### Task description
Transcribe each line of the records below exactly, excluding any embedded images.

### Records supplied
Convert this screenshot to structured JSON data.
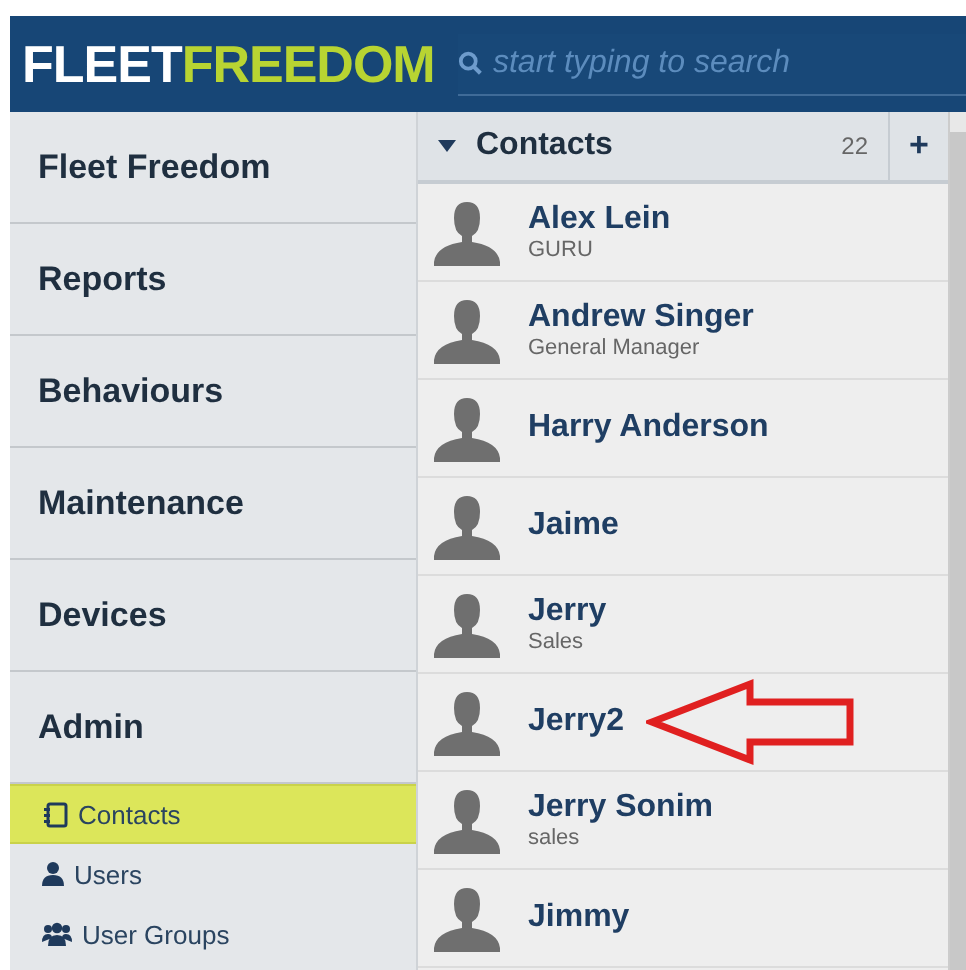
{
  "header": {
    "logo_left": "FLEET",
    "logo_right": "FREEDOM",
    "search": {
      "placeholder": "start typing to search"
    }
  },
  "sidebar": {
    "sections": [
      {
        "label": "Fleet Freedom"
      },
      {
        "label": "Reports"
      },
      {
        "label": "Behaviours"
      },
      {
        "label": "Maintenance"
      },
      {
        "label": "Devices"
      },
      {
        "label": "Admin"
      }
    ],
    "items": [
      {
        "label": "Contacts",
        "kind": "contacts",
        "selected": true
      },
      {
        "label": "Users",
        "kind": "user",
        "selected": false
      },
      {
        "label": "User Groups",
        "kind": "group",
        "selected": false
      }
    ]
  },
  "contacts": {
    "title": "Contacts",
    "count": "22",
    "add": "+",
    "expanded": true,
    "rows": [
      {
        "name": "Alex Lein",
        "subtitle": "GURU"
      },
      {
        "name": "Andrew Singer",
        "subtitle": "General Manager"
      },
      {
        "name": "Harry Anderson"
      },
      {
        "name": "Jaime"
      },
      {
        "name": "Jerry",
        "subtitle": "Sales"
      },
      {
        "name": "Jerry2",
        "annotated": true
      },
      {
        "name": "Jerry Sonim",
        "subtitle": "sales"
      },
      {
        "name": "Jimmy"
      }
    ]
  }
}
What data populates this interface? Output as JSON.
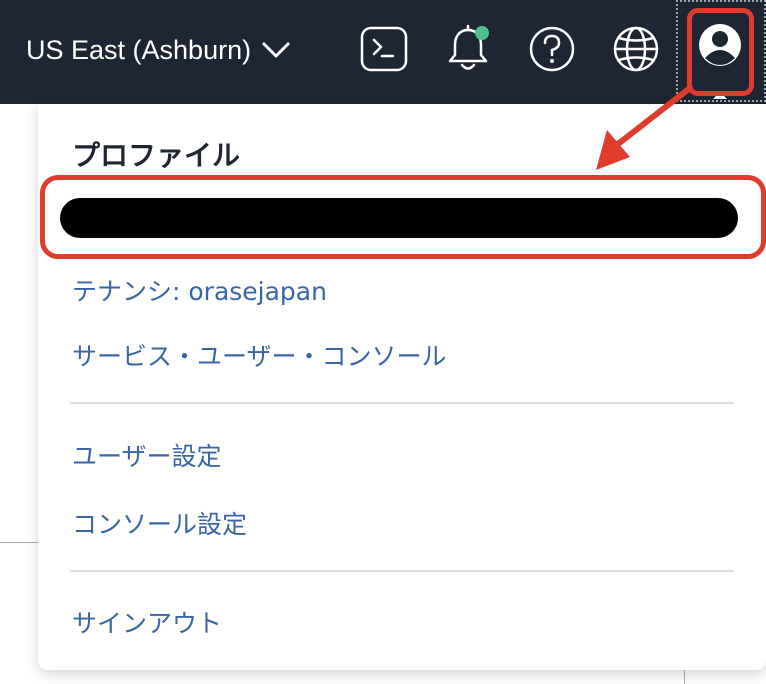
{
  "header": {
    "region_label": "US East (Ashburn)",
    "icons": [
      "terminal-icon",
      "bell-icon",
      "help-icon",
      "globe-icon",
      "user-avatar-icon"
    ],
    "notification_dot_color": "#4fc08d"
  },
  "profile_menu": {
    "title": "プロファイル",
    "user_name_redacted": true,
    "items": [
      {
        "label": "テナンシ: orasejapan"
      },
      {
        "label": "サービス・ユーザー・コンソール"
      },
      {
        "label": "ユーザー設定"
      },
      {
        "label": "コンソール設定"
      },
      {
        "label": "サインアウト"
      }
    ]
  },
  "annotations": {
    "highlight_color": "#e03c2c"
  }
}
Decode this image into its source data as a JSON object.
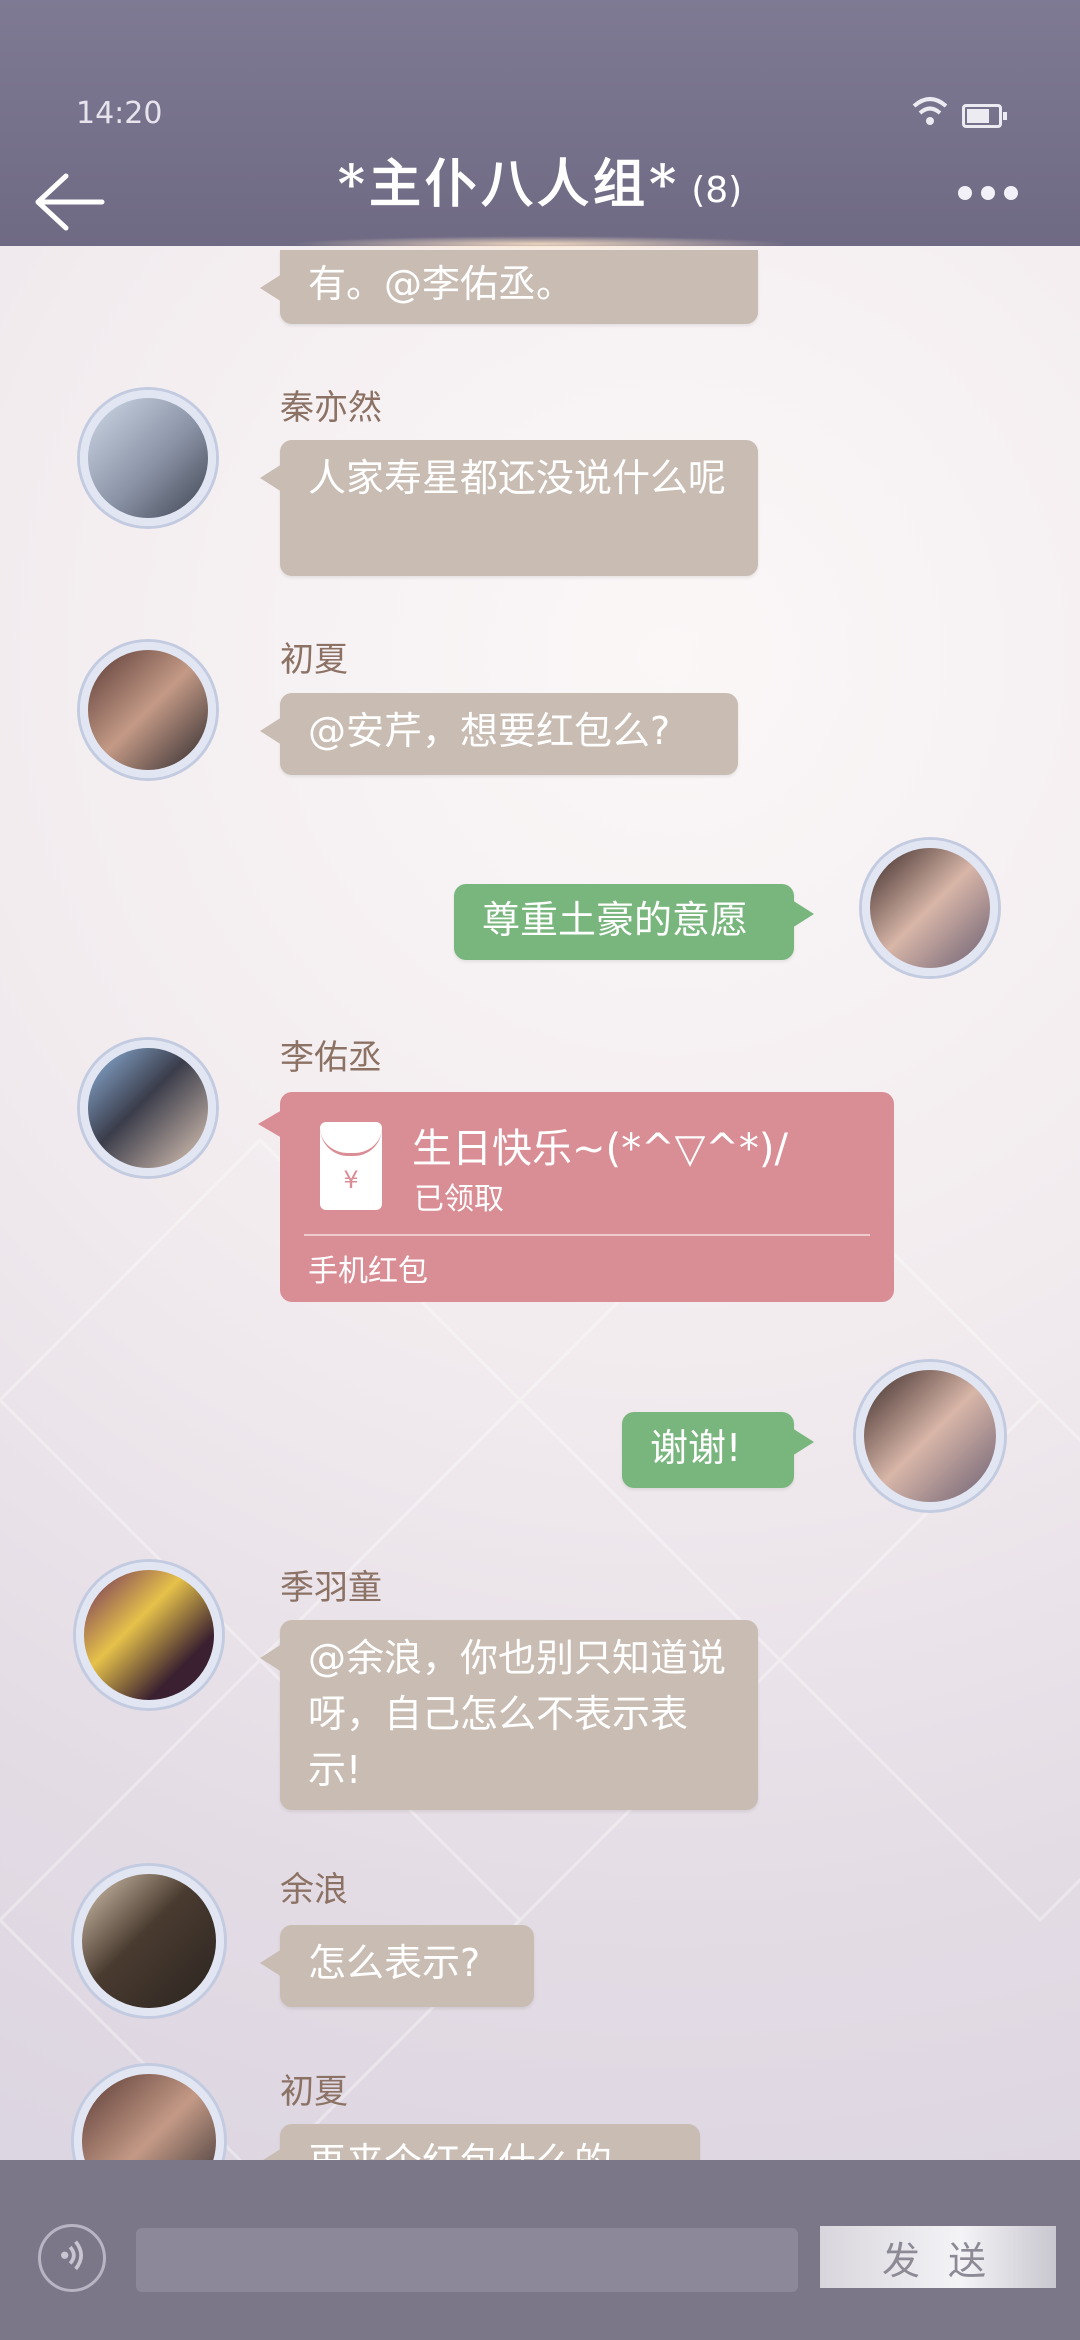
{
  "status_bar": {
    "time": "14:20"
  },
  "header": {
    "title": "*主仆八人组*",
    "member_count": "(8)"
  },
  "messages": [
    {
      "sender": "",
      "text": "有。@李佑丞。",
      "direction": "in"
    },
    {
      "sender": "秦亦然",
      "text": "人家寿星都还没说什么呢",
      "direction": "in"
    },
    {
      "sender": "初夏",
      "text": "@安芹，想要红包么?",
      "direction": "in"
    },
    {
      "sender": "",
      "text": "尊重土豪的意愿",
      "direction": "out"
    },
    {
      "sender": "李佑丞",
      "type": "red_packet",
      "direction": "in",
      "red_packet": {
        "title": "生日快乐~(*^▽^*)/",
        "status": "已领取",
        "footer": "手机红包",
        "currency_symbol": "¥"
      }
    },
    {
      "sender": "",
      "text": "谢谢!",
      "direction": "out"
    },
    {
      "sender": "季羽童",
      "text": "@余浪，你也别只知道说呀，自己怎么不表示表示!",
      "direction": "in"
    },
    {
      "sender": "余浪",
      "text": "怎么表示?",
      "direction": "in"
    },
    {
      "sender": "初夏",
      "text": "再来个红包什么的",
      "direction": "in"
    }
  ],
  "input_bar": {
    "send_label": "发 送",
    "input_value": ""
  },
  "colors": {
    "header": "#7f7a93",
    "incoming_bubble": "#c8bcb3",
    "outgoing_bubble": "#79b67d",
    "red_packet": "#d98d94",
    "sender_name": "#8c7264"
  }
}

### Response to this task
Convert this screenshot to structured JSON data.
{
  "header": {
    "logo_left": "FLEET",
    "logo_right": "FREEDOM",
    "search": {
      "placeholder": "start typing to search"
    }
  },
  "sidebar": {
    "sections": [
      {
        "label": "Fleet Freedom"
      },
      {
        "label": "Reports"
      },
      {
        "label": "Behaviours"
      },
      {
        "label": "Maintenance"
      },
      {
        "label": "Devices"
      },
      {
        "label": "Admin"
      }
    ],
    "items": [
      {
        "label": "Contacts",
        "kind": "contacts",
        "selected": true
      },
      {
        "label": "Users",
        "kind": "user",
        "selected": false
      },
      {
        "label": "User Groups",
        "kind": "group",
        "selected": false
      }
    ]
  },
  "contacts": {
    "title": "Contacts",
    "count": "22",
    "add": "+",
    "expanded": true,
    "rows": [
      {
        "name": "Alex Lein",
        "subtitle": "GURU"
      },
      {
        "name": "Andrew Singer",
        "subtitle": "General Manager"
      },
      {
        "name": "Harry Anderson"
      },
      {
        "name": "Jaime"
      },
      {
        "name": "Jerry",
        "subtitle": "Sales"
      },
      {
        "name": "Jerry2",
        "annotated": true
      },
      {
        "name": "Jerry Sonim",
        "subtitle": "sales"
      },
      {
        "name": "Jimmy"
      }
    ]
  }
}
What data populates this interface? Output as JSON.
{
  "header": {
    "region_label": "US East (Ashburn)",
    "icons": [
      "terminal-icon",
      "bell-icon",
      "help-icon",
      "globe-icon",
      "user-avatar-icon"
    ],
    "notification_dot_color": "#4fc08d"
  },
  "profile_menu": {
    "title": "プロファイル",
    "user_name_redacted": true,
    "items": [
      {
        "label": "テナンシ: orasejapan"
      },
      {
        "label": "サービス・ユーザー・コンソール"
      },
      {
        "label": "ユーザー設定"
      },
      {
        "label": "コンソール設定"
      },
      {
        "label": "サインアウト"
      }
    ]
  },
  "annotations": {
    "highlight_color": "#e03c2c"
  }
}
Decode this image into its source data as a JSON object.
{
  "status_bar": {
    "time": "14:20"
  },
  "header": {
    "title": "*主仆八人组*",
    "member_count": "(8)"
  },
  "messages": [
    {
      "sender": "",
      "text": "有。@李佑丞。",
      "direction": "in"
    },
    {
      "sender": "秦亦然",
      "text": "人家寿星都还没说什么呢",
      "direction": "in"
    },
    {
      "sender": "初夏",
      "text": "@安芹，想要红包么?",
      "direction": "in"
    },
    {
      "sender": "",
      "text": "尊重土豪的意愿",
      "direction": "out"
    },
    {
      "sender": "李佑丞",
      "type": "red_packet",
      "direction": "in",
      "red_packet": {
        "title": "生日快乐~(*^▽^*)/",
        "status": "已领取",
        "footer": "手机红包",
        "currency_symbol": "¥"
      }
    },
    {
      "sender": "",
      "text": "谢谢!",
      "direction": "out"
    },
    {
      "sender": "季羽童",
      "text": "@余浪，你也别只知道说呀，自己怎么不表示表示!",
      "direction": "in"
    },
    {
      "sender": "余浪",
      "text": "怎么表示?",
      "direction": "in"
    },
    {
      "sender": "初夏",
      "text": "再来个红包什么的",
      "direction": "in"
    }
  ],
  "input_bar": {
    "send_label": "发 送",
    "input_value": ""
  },
  "colors": {
    "header": "#7f7a93",
    "incoming_bubble": "#c8bcb3",
    "outgoing_bubble": "#79b67d",
    "red_packet": "#d98d94",
    "sender_name": "#8c7264"
  }
}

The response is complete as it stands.